Records from a dataset
# # #

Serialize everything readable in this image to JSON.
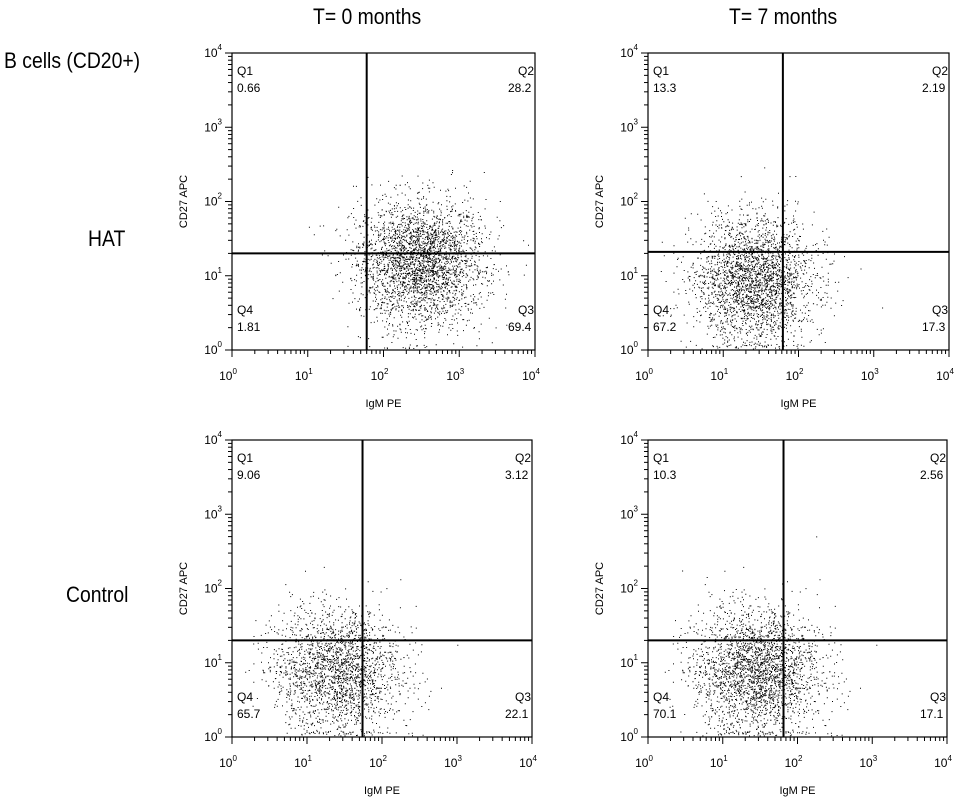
{
  "figure": {
    "row_label_title": "B cells (CD20+)",
    "column_titles": [
      "T= 0 months",
      "T= 7 months"
    ],
    "row_labels": [
      "HAT",
      "Control"
    ]
  },
  "chart_data": [
    {
      "type": "scatter",
      "group": "HAT",
      "timepoint": "T= 0 months",
      "xlabel": "IgM PE",
      "ylabel": "CD27 APC",
      "xscale": "log",
      "yscale": "log",
      "xlim": [
        1,
        10000
      ],
      "ylim": [
        1,
        10000
      ],
      "gate": {
        "x": 60,
        "y": 20
      },
      "quadrants": [
        {
          "name": "Q1",
          "value": "0.66"
        },
        {
          "name": "Q2",
          "value": "28.2"
        },
        {
          "name": "Q3",
          "value": "69.4"
        },
        {
          "name": "Q4",
          "value": "1.81"
        }
      ],
      "point_cloud": {
        "count": 3000,
        "x_center": 300,
        "x_spread": 0.42,
        "y_center": 15,
        "y_spread": 0.42
      }
    },
    {
      "type": "scatter",
      "group": "HAT",
      "timepoint": "T= 7 months",
      "xlabel": "IgM PE",
      "ylabel": "CD27 APC",
      "xscale": "log",
      "yscale": "log",
      "xlim": [
        1,
        10000
      ],
      "ylim": [
        1,
        10000
      ],
      "gate": {
        "x": 62,
        "y": 21
      },
      "quadrants": [
        {
          "name": "Q1",
          "value": "13.3"
        },
        {
          "name": "Q2",
          "value": "2.19"
        },
        {
          "name": "Q3",
          "value": "17.3"
        },
        {
          "name": "Q4",
          "value": "67.2"
        }
      ],
      "point_cloud": {
        "count": 3000,
        "x_center": 25,
        "x_spread": 0.4,
        "y_center": 9,
        "y_spread": 0.42
      }
    },
    {
      "type": "scatter",
      "group": "Control",
      "timepoint": "T= 0 months",
      "xlabel": "IgM PE",
      "ylabel": "CD27 APC",
      "xscale": "log",
      "yscale": "log",
      "xlim": [
        1,
        10000
      ],
      "ylim": [
        1,
        10000
      ],
      "gate": {
        "x": 55,
        "y": 20
      },
      "quadrants": [
        {
          "name": "Q1",
          "value": "9.06"
        },
        {
          "name": "Q2",
          "value": "3.12"
        },
        {
          "name": "Q3",
          "value": "22.1"
        },
        {
          "name": "Q4",
          "value": "65.7"
        }
      ],
      "point_cloud": {
        "count": 2200,
        "x_center": 25,
        "x_spread": 0.42,
        "y_center": 8,
        "y_spread": 0.42
      }
    },
    {
      "type": "scatter",
      "group": "Control",
      "timepoint": "T= 7 months",
      "xlabel": "IgM PE",
      "ylabel": "CD27 APC",
      "xscale": "log",
      "yscale": "log",
      "xlim": [
        1,
        10000
      ],
      "ylim": [
        1,
        10000
      ],
      "gate": {
        "x": 65,
        "y": 20
      },
      "quadrants": [
        {
          "name": "Q1",
          "value": "10.3"
        },
        {
          "name": "Q2",
          "value": "2.56"
        },
        {
          "name": "Q3",
          "value": "17.1"
        },
        {
          "name": "Q4",
          "value": "70.1"
        }
      ],
      "point_cloud": {
        "count": 3000,
        "x_center": 28,
        "x_spread": 0.42,
        "y_center": 8,
        "y_spread": 0.42
      }
    }
  ]
}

# # #

Repeat the records above verbatim, with no pictures in the result.

Task answer:
Serialize everything readable in this image to JSON.
{
  "figure": {
    "row_label_title": "B cells (CD20+)",
    "column_titles": [
      "T= 0 months",
      "T= 7 months"
    ],
    "row_labels": [
      "HAT",
      "Control"
    ]
  },
  "chart_data": [
    {
      "type": "scatter",
      "group": "HAT",
      "timepoint": "T= 0 months",
      "xlabel": "IgM PE",
      "ylabel": "CD27 APC",
      "xscale": "log",
      "yscale": "log",
      "xlim": [
        1,
        10000
      ],
      "ylim": [
        1,
        10000
      ],
      "gate": {
        "x": 60,
        "y": 20
      },
      "quadrants": [
        {
          "name": "Q1",
          "value": "0.66"
        },
        {
          "name": "Q2",
          "value": "28.2"
        },
        {
          "name": "Q3",
          "value": "69.4"
        },
        {
          "name": "Q4",
          "value": "1.81"
        }
      ],
      "point_cloud": {
        "count": 3000,
        "x_center": 300,
        "x_spread": 0.42,
        "y_center": 15,
        "y_spread": 0.42
      }
    },
    {
      "type": "scatter",
      "group": "HAT",
      "timepoint": "T= 7 months",
      "xlabel": "IgM PE",
      "ylabel": "CD27 APC",
      "xscale": "log",
      "yscale": "log",
      "xlim": [
        1,
        10000
      ],
      "ylim": [
        1,
        10000
      ],
      "gate": {
        "x": 62,
        "y": 21
      },
      "quadrants": [
        {
          "name": "Q1",
          "value": "13.3"
        },
        {
          "name": "Q2",
          "value": "2.19"
        },
        {
          "name": "Q3",
          "value": "17.3"
        },
        {
          "name": "Q4",
          "value": "67.2"
        }
      ],
      "point_cloud": {
        "count": 3000,
        "x_center": 25,
        "x_spread": 0.4,
        "y_center": 9,
        "y_spread": 0.42
      }
    },
    {
      "type": "scatter",
      "group": "Control",
      "timepoint": "T= 0 months",
      "xlabel": "IgM PE",
      "ylabel": "CD27 APC",
      "xscale": "log",
      "yscale": "log",
      "xlim": [
        1,
        10000
      ],
      "ylim": [
        1,
        10000
      ],
      "gate": {
        "x": 55,
        "y": 20
      },
      "quadrants": [
        {
          "name": "Q1",
          "value": "9.06"
        },
        {
          "name": "Q2",
          "value": "3.12"
        },
        {
          "name": "Q3",
          "value": "22.1"
        },
        {
          "name": "Q4",
          "value": "65.7"
        }
      ],
      "point_cloud": {
        "count": 2200,
        "x_center": 25,
        "x_spread": 0.42,
        "y_center": 8,
        "y_spread": 0.42
      }
    },
    {
      "type": "scatter",
      "group": "Control",
      "timepoint": "T= 7 months",
      "xlabel": "IgM PE",
      "ylabel": "CD27 APC",
      "xscale": "log",
      "yscale": "log",
      "xlim": [
        1,
        10000
      ],
      "ylim": [
        1,
        10000
      ],
      "gate": {
        "x": 65,
        "y": 20
      },
      "quadrants": [
        {
          "name": "Q1",
          "value": "10.3"
        },
        {
          "name": "Q2",
          "value": "2.56"
        },
        {
          "name": "Q3",
          "value": "17.1"
        },
        {
          "name": "Q4",
          "value": "70.1"
        }
      ],
      "point_cloud": {
        "count": 3000,
        "x_center": 28,
        "x_spread": 0.42,
        "y_center": 8,
        "y_spread": 0.42
      }
    }
  ]
}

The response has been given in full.